- **Given request**:
Pictures in the records should not be copied, but every other part must be repeated exactly.

((

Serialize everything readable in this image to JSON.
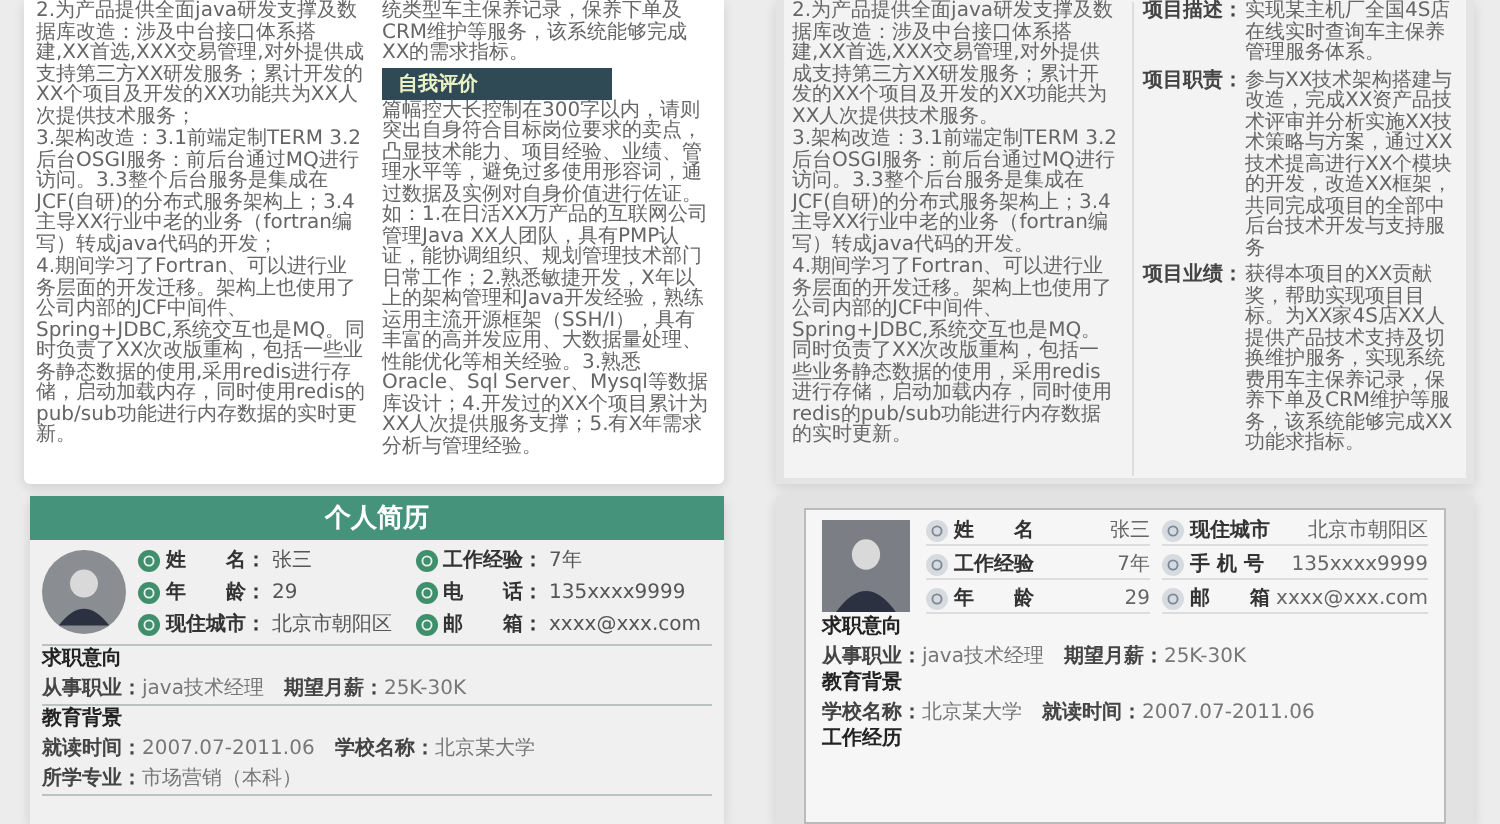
{
  "template_1": {
    "left_paragraphs": [
      "2.为产品提供全面java研发支撑及数据库改造：涉及中台接口体系搭建,XX首选,XXX交易管理,对外提供成支持第三方XX研发服务；累计开发的XX个项目及开发的XX功能共为XX人次提供技术服务；",
      "3.架构改造：3.1前端定制TERM 3.2后台OSGI服务：前后台通过MQ进行访问。3.3整个后台服务是集成在JCF(自研)的分布式服务架构上；3.4主导XX行业中老的业务（fortran编写）转成java代码的开发；",
      "4.期间学习了Fortran、可以进行业务层面的开发迁移。架构上也使用了公司内部的JCF中间件、Spring+JDBC,系统交互也是MQ。同时负责了XX次改版重构，包括一些业务静态数据的使用,采用redis进行存储，启动加载内存，同时使用redis的pub/sub功能进行内存数据的实时更新。"
    ],
    "right_intro": "统类型车主保养记录，保养下单及CRM维护等服务，该系统能够完成XX的需求指标。",
    "section_title": "自我评价",
    "section_text": "篇幅控大长控制在300字以内，请则突出自身符合目标岗位要求的卖点，凸显技术能力、项目经验、业绩、管理水平等，避免过多使用形容词，通过数据及实例对自身价值进行佐证。如：1.在日活XX万产品的互联网公司管理Java XX人团队，具有PMP认证，能协调组织、规划管理技术部门日常工作；2.熟悉敏捷开发，X年以上的架构管理和Java开发经验，熟练运用主流开源框架（SSH/I），具有丰富的高并发应用、大数据量处理、性能优化等相关经验。3.熟悉Oracle、Sql Server、Mysql等数据库设计；4.开发过的XX个项目累计为XX人次提供服务支撑；5.有X年需求分析与管理经验。"
  },
  "template_2": {
    "left_paragraphs": [
      "2.为产品提供全面java研发支撑及数据库改造：涉及中台接口体系搭建,XX首选,XXX交易管理,对外提供成支持第三方XX研发服务；累计开发的XX个项目及开发的XX功能共为XX人次提供技术服务。",
      "3.架构改造：3.1前端定制TERM 3.2后台OSGI服务：前后台通过MQ进行访问。3.3整个后台服务是集成在JCF(自研)的分布式服务架构上；3.4主导XX行业中老的业务（fortran编写）转成java代码的开发。",
      "4.期间学习了Fortran、可以进行业务层面的开发迁移。架构上也使用了公司内部的JCF中间件、Spring+JDBC,系统交互也是MQ。同时负责了XX次改版重构，包括一些业务静态数据的使用，采用redis进行存储，启动加载内存，同时使用redis的pub/sub功能进行内存数据的实时更新。"
    ],
    "items": [
      {
        "label": "项目描述：",
        "text": "实现某主机厂全国4S店在线实时查询车主保养管理服务体系。"
      },
      {
        "label": "项目职责：",
        "text": "参与XX技术架构搭建与改造，完成XX资产品技术评审并分析实施XX技术策略与方案，通过XX技术提高进行XX个模块的开发，改造XX框架，共同完成项目的全部中后台技术开发与支持服务"
      },
      {
        "label": "项目业绩：",
        "text": "获得本项目的XX贡献奖，帮助实现项目目标。为XX家4S店XX人提供产品技术支持及切换维护服务，实现系统费用车主保养记录，保养下单及CRM维护等服务，该系统能够完成XX功能求指标。"
      }
    ]
  },
  "template_3": {
    "title": "个人简历",
    "fields": [
      {
        "label": "姓　　名：",
        "value": "张三"
      },
      {
        "label": "工作经验：",
        "value": "7年"
      },
      {
        "label": "年　　龄：",
        "value": "29"
      },
      {
        "label": "电　　话：",
        "value": "135xxxx9999"
      },
      {
        "label": "现住城市：",
        "value": "北京市朝阳区"
      },
      {
        "label": "邮　　箱：",
        "value": "xxxx@xxx.com"
      }
    ],
    "sections": [
      {
        "heading": "求职意向",
        "items": [
          {
            "label": "从事职业：",
            "value": "java技术经理"
          },
          {
            "label": "期望月薪：",
            "value": "25K-30K"
          }
        ]
      },
      {
        "heading": "教育背景",
        "items": [
          {
            "label": "就读时间：",
            "value": "2007.07-2011.06"
          },
          {
            "label": "学校名称：",
            "value": "北京某大学"
          },
          {
            "label": "所学专业：",
            "value": "市场营销（本科）"
          }
        ]
      }
    ]
  },
  "template_4": {
    "fields": [
      {
        "label": "姓　　名",
        "value": "张三"
      },
      {
        "label": "现住城市",
        "value": "北京市朝阳区"
      },
      {
        "label": "工作经验",
        "value": "7年"
      },
      {
        "label": "手 机 号",
        "value": "135xxxx9999"
      },
      {
        "label": "年　　龄",
        "value": "29"
      },
      {
        "label": "邮　　箱",
        "value": "xxxx@xxx.com"
      }
    ],
    "sections": [
      {
        "heading": "求职意向",
        "items": [
          {
            "label": "从事职业：",
            "value": "java技术经理"
          },
          {
            "label": "期望月薪：",
            "value": "25K-30K"
          }
        ]
      },
      {
        "heading": "教育背景",
        "items": [
          {
            "label": "学校名称：",
            "value": "北京某大学"
          },
          {
            "label": "就读时间：",
            "value": "2007.07-2011.06"
          }
        ]
      },
      {
        "heading": "工作经历"
      }
    ]
  }
}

))

- **Answer to this task**:
Serialize everything readable in this image to JSON.
{
  "template_1": {
    "left_paragraphs": [
      "2.为产品提供全面java研发支撑及数据库改造：涉及中台接口体系搭建,XX首选,XXX交易管理,对外提供成支持第三方XX研发服务；累计开发的XX个项目及开发的XX功能共为XX人次提供技术服务；",
      "3.架构改造：3.1前端定制TERM 3.2后台OSGI服务：前后台通过MQ进行访问。3.3整个后台服务是集成在JCF(自研)的分布式服务架构上；3.4主导XX行业中老的业务（fortran编写）转成java代码的开发；",
      "4.期间学习了Fortran、可以进行业务层面的开发迁移。架构上也使用了公司内部的JCF中间件、Spring+JDBC,系统交互也是MQ。同时负责了XX次改版重构，包括一些业务静态数据的使用,采用redis进行存储，启动加载内存，同时使用redis的pub/sub功能进行内存数据的实时更新。"
    ],
    "right_intro": "统类型车主保养记录，保养下单及CRM维护等服务，该系统能够完成XX的需求指标。",
    "section_title": "自我评价",
    "section_text": "篇幅控大长控制在300字以内，请则突出自身符合目标岗位要求的卖点，凸显技术能力、项目经验、业绩、管理水平等，避免过多使用形容词，通过数据及实例对自身价值进行佐证。如：1.在日活XX万产品的互联网公司管理Java XX人团队，具有PMP认证，能协调组织、规划管理技术部门日常工作；2.熟悉敏捷开发，X年以上的架构管理和Java开发经验，熟练运用主流开源框架（SSH/I），具有丰富的高并发应用、大数据量处理、性能优化等相关经验。3.熟悉Oracle、Sql Server、Mysql等数据库设计；4.开发过的XX个项目累计为XX人次提供服务支撑；5.有X年需求分析与管理经验。"
  },
  "template_2": {
    "left_paragraphs": [
      "2.为产品提供全面java研发支撑及数据库改造：涉及中台接口体系搭建,XX首选,XXX交易管理,对外提供成支持第三方XX研发服务；累计开发的XX个项目及开发的XX功能共为XX人次提供技术服务。",
      "3.架构改造：3.1前端定制TERM 3.2后台OSGI服务：前后台通过MQ进行访问。3.3整个后台服务是集成在JCF(自研)的分布式服务架构上；3.4主导XX行业中老的业务（fortran编写）转成java代码的开发。",
      "4.期间学习了Fortran、可以进行业务层面的开发迁移。架构上也使用了公司内部的JCF中间件、Spring+JDBC,系统交互也是MQ。同时负责了XX次改版重构，包括一些业务静态数据的使用，采用redis进行存储，启动加载内存，同时使用redis的pub/sub功能进行内存数据的实时更新。"
    ],
    "items": [
      {
        "label": "项目描述：",
        "text": "实现某主机厂全国4S店在线实时查询车主保养管理服务体系。"
      },
      {
        "label": "项目职责：",
        "text": "参与XX技术架构搭建与改造，完成XX资产品技术评审并分析实施XX技术策略与方案，通过XX技术提高进行XX个模块的开发，改造XX框架，共同完成项目的全部中后台技术开发与支持服务"
      },
      {
        "label": "项目业绩：",
        "text": "获得本项目的XX贡献奖，帮助实现项目目标。为XX家4S店XX人提供产品技术支持及切换维护服务，实现系统费用车主保养记录，保养下单及CRM维护等服务，该系统能够完成XX功能求指标。"
      }
    ]
  },
  "template_3": {
    "title": "个人简历",
    "fields": [
      {
        "label": "姓　　名：",
        "value": "张三"
      },
      {
        "label": "工作经验：",
        "value": "7年"
      },
      {
        "label": "年　　龄：",
        "value": "29"
      },
      {
        "label": "电　　话：",
        "value": "135xxxx9999"
      },
      {
        "label": "现住城市：",
        "value": "北京市朝阳区"
      },
      {
        "label": "邮　　箱：",
        "value": "xxxx@xxx.com"
      }
    ],
    "sections": [
      {
        "heading": "求职意向",
        "items": [
          {
            "label": "从事职业：",
            "value": "java技术经理"
          },
          {
            "label": "期望月薪：",
            "value": "25K-30K"
          }
        ]
      },
      {
        "heading": "教育背景",
        "items": [
          {
            "label": "就读时间：",
            "value": "2007.07-2011.06"
          },
          {
            "label": "学校名称：",
            "value": "北京某大学"
          },
          {
            "label": "所学专业：",
            "value": "市场营销（本科）"
          }
        ]
      }
    ]
  },
  "template_4": {
    "fields": [
      {
        "label": "姓　　名",
        "value": "张三"
      },
      {
        "label": "现住城市",
        "value": "北京市朝阳区"
      },
      {
        "label": "工作经验",
        "value": "7年"
      },
      {
        "label": "手 机 号",
        "value": "135xxxx9999"
      },
      {
        "label": "年　　龄",
        "value": "29"
      },
      {
        "label": "邮　　箱",
        "value": "xxxx@xxx.com"
      }
    ],
    "sections": [
      {
        "heading": "求职意向",
        "items": [
          {
            "label": "从事职业：",
            "value": "java技术经理"
          },
          {
            "label": "期望月薪：",
            "value": "25K-30K"
          }
        ]
      },
      {
        "heading": "教育背景",
        "items": [
          {
            "label": "学校名称：",
            "value": "北京某大学"
          },
          {
            "label": "就读时间：",
            "value": "2007.07-2011.06"
          }
        ]
      },
      {
        "heading": "工作经历"
      }
    ]
  }
}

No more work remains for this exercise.